- TASK DIRECTIONS:
From the first line to the last, print the data exactly as written.

Top of EXERCISE INPUT

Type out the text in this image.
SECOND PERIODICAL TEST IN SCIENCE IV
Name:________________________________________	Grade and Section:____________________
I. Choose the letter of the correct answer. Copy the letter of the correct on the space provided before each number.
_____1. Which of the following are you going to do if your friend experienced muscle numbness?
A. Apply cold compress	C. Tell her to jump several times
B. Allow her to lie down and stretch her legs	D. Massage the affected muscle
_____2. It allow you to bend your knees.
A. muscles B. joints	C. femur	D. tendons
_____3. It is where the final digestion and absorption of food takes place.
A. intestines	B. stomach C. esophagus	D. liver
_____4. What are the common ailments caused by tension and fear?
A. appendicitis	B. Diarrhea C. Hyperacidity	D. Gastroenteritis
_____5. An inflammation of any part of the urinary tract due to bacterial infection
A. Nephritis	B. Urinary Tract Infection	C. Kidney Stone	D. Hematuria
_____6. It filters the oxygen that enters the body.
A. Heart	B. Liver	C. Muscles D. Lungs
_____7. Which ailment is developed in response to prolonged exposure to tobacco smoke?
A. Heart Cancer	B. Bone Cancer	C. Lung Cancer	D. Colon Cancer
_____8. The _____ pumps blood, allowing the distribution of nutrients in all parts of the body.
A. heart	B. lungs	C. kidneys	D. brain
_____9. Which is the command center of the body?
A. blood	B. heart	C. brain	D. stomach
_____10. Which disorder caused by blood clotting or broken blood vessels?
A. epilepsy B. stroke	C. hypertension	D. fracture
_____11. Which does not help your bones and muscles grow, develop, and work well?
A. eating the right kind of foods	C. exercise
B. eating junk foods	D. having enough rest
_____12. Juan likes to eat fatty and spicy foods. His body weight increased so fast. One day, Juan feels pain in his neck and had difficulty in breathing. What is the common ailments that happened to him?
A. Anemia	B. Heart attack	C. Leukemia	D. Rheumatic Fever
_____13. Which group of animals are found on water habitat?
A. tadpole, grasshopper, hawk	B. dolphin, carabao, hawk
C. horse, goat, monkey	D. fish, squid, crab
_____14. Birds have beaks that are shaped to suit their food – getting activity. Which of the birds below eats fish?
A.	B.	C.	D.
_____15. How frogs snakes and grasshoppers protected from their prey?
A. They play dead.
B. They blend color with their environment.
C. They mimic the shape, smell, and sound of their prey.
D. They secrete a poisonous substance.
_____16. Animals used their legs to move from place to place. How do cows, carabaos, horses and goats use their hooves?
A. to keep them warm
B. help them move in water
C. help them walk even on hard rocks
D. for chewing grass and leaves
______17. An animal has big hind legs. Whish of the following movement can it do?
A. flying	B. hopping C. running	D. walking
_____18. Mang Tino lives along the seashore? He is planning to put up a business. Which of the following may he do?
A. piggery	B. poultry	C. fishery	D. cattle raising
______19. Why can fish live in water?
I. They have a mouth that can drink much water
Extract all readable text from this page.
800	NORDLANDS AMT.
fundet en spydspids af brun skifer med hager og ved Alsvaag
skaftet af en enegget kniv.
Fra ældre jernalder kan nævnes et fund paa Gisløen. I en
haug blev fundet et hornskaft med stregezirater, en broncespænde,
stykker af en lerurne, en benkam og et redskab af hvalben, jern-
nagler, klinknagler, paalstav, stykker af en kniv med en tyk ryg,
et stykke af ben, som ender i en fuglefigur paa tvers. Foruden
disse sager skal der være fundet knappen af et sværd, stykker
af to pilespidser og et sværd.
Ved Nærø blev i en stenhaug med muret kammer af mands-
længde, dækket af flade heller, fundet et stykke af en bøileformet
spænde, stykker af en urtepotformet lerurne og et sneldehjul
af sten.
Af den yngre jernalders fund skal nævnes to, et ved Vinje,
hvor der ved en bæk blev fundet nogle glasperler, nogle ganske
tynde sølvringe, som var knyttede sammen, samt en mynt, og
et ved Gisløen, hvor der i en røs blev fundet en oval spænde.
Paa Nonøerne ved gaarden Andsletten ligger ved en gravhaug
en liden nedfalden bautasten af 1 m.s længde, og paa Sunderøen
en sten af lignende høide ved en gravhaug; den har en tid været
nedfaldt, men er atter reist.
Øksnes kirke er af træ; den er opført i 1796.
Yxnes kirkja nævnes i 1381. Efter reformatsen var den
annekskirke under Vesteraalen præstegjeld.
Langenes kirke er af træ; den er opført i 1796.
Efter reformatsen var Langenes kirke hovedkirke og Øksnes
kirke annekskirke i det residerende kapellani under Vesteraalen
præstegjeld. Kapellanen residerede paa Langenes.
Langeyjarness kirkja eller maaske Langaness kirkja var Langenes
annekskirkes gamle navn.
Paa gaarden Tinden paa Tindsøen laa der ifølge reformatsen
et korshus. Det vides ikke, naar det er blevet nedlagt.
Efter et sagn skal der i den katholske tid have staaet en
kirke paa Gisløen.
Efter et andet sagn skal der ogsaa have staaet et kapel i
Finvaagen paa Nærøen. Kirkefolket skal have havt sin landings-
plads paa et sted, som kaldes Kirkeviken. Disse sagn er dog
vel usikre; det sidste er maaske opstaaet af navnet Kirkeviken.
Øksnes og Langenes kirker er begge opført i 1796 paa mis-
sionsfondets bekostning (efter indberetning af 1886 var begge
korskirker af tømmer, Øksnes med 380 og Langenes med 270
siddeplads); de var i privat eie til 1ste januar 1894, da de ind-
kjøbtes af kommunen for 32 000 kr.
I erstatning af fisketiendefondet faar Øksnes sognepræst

Bottom of EXERCISE INPUT

- EXPECTED ANSWER:
Type out the text in this image.
SECOND PERIODICAL TEST IN SCIENCE IV
Name:________________________________________	Grade and Section:____________________
I. Choose the letter of the correct answer. Copy the letter of the correct on the space provided before each number.
_____1. Which of the following are you going to do if your friend experienced muscle numbness?
A. Apply cold compress	C. Tell her to jump several times
B. Allow her to lie down and stretch her legs	D. Massage the affected muscle
_____2. It allow you to bend your knees.
A. muscles B. joints	C. femur	D. tendons
_____3. It is where the final digestion and absorption of food takes place.
A. intestines	B. stomach C. esophagus	D. liver
_____4. What are the common ailments caused by tension and fear?
A. appendicitis	B. Diarrhea C. Hyperacidity	D. Gastroenteritis
_____5. An inflammation of any part of the urinary tract due to bacterial infection
A. Nephritis	B. Urinary Tract Infection	C. Kidney Stone	D. Hematuria
_____6. It filters the oxygen that enters the body.
A. Heart	B. Liver	C. Muscles D. Lungs
_____7. Which ailment is developed in response to prolonged exposure to tobacco smoke?
A. Heart Cancer	B. Bone Cancer	C. Lung Cancer	D. Colon Cancer
_____8. The _____ pumps blood, allowing the distribution of nutrients in all parts of the body.
A. heart	B. lungs	C. kidneys	D. brain
_____9. Which is the command center of the body?
A. blood	B. heart	C. brain	D. stomach
_____10. Which disorder caused by blood clotting or broken blood vessels?
A. epilepsy B. stroke	C. hypertension	D. fracture
_____11. Which does not help your bones and muscles grow, develop, and work well?
A. eating the right kind of foods	C. exercise
B. eating junk foods	D. having enough rest
_____12. Juan likes to eat fatty and spicy foods. His body weight increased so fast. One day, Juan feels pain in his neck and had difficulty in breathing. What is the common ailments that happened to him?
A. Anemia	B. Heart attack	C. Leukemia	D. Rheumatic Fever
_____13. Which group of animals are found on water habitat?
A. tadpole, grasshopper, hawk	B. dolphin, carabao, hawk
C. horse, goat, monkey	D. fish, squid, crab
_____14. Birds have beaks that are shaped to suit their food – getting activity. Which of the birds below eats fish?
A.	B.	C.	D.
_____15. How frogs snakes and grasshoppers protected from their prey?
A. They play dead.
B. They blend color with their environment.
C. They mimic the shape, smell, and sound of their prey.
D. They secrete a poisonous substance.
_____16. Animals used their legs to move from place to place. How do cows, carabaos, horses and goats use their hooves?
A. to keep them warm
B. help them move in water
C. help them walk even on hard rocks
D. for chewing grass and leaves
______17. An animal has big hind legs. Whish of the following movement can it do?
A. flying	B. hopping C. running	D. walking
_____18. Mang Tino lives along the seashore? He is planning to put up a business. Which of the following may he do?
A. piggery	B. poultry	C. fishery	D. cattle raising
______19. Why can fish live in water?
I. They have a mouth that can drink much water
Extract all readable text from this page.
800	NORDLANDS AMT.
fundet en spydspids af brun skifer med hager og ved Alsvaag
skaftet af en enegget kniv.
Fra ældre jernalder kan nævnes et fund paa Gisløen. I en
haug blev fundet et hornskaft med stregezirater, en broncespænde,
stykker af en lerurne, en benkam og et redskab af hvalben, jern-
nagler, klinknagler, paalstav, stykker af en kniv med en tyk ryg,
et stykke af ben, som ender i en fuglefigur paa tvers. Foruden
disse sager skal der være fundet knappen af et sværd, stykker
af to pilespidser og et sværd.
Ved Nærø blev i en stenhaug med muret kammer af mands-
længde, dækket af flade heller, fundet et stykke af en bøileformet
spænde, stykker af en urtepotformet lerurne og et sneldehjul
af sten.
Af den yngre jernalders fund skal nævnes to, et ved Vinje,
hvor der ved en bæk blev fundet nogle glasperler, nogle ganske
tynde sølvringe, som var knyttede sammen, samt en mynt, og
et ved Gisløen, hvor der i en røs blev fundet en oval spænde.
Paa Nonøerne ved gaarden Andsletten ligger ved en gravhaug
en liden nedfalden bautasten af 1 m.s længde, og paa Sunderøen
en sten af lignende høide ved en gravhaug; den har en tid været
nedfaldt, men er atter reist.
Øksnes kirke er af træ; den er opført i 1796.
Yxnes kirkja nævnes i 1381. Efter reformatsen var den
annekskirke under Vesteraalen præstegjeld.
Langenes kirke er af træ; den er opført i 1796.
Efter reformatsen var Langenes kirke hovedkirke og Øksnes
kirke annekskirke i det residerende kapellani under Vesteraalen
præstegjeld. Kapellanen residerede paa Langenes.
Langeyjarness kirkja eller maaske Langaness kirkja var Langenes
annekskirkes gamle navn.
Paa gaarden Tinden paa Tindsøen laa der ifølge reformatsen
et korshus. Det vides ikke, naar det er blevet nedlagt.
Efter et sagn skal der i den katholske tid have staaet en
kirke paa Gisløen.
Efter et andet sagn skal der ogsaa have staaet et kapel i
Finvaagen paa Nærøen. Kirkefolket skal have havt sin landings-
plads paa et sted, som kaldes Kirkeviken. Disse sagn er dog
vel usikre; det sidste er maaske opstaaet af navnet Kirkeviken.
Øksnes og Langenes kirker er begge opført i 1796 paa mis-
sionsfondets bekostning (efter indberetning af 1886 var begge
korskirker af tømmer, Øksnes med 380 og Langenes med 270
siddeplads); de var i privat eie til 1ste januar 1894, da de ind-
kjøbtes af kommunen for 32 000 kr.
I erstatning af fisketiendefondet faar Øksnes sognepræst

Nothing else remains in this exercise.